■ **WHAT IS NEEDED**
Each entry must be reproduced precisely as it stands.

■ **Dataset listings of figures**
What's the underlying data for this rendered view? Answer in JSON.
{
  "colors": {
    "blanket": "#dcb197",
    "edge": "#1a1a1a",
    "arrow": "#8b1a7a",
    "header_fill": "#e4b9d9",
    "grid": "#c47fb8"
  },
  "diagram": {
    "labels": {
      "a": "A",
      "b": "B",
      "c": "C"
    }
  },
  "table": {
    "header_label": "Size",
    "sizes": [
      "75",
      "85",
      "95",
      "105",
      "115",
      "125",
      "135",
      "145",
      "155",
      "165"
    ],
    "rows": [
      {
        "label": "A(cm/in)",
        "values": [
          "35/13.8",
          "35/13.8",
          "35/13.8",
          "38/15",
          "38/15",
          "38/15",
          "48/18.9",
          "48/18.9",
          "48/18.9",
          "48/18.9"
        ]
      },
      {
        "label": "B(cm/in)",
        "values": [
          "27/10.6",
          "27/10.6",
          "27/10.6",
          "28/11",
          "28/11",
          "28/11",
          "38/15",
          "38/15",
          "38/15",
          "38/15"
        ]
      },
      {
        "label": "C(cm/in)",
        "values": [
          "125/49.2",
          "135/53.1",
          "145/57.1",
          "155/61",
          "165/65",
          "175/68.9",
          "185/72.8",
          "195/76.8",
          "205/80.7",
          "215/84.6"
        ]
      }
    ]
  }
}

■ **FULL ANSWER**
What's the underlying data for this rendered view? Answer in JSON.
{
  "colors": {
    "blanket": "#dcb197",
    "edge": "#1a1a1a",
    "arrow": "#8b1a7a",
    "header_fill": "#e4b9d9",
    "grid": "#c47fb8"
  },
  "diagram": {
    "labels": {
      "a": "A",
      "b": "B",
      "c": "C"
    }
  },
  "table": {
    "header_label": "Size",
    "sizes": [
      "75",
      "85",
      "95",
      "105",
      "115",
      "125",
      "135",
      "145",
      "155",
      "165"
    ],
    "rows": [
      {
        "label": "A(cm/in)",
        "values": [
          "35/13.8",
          "35/13.8",
          "35/13.8",
          "38/15",
          "38/15",
          "38/15",
          "48/18.9",
          "48/18.9",
          "48/18.9",
          "48/18.9"
        ]
      },
      {
        "label": "B(cm/in)",
        "values": [
          "27/10.6",
          "27/10.6",
          "27/10.6",
          "28/11",
          "28/11",
          "28/11",
          "38/15",
          "38/15",
          "38/15",
          "38/15"
        ]
      },
      {
        "label": "C(cm/in)",
        "values": [
          "125/49.2",
          "135/53.1",
          "145/57.1",
          "155/61",
          "165/65",
          "175/68.9",
          "185/72.8",
          "195/76.8",
          "205/80.7",
          "215/84.6"
        ]
      }
    ]
  }
}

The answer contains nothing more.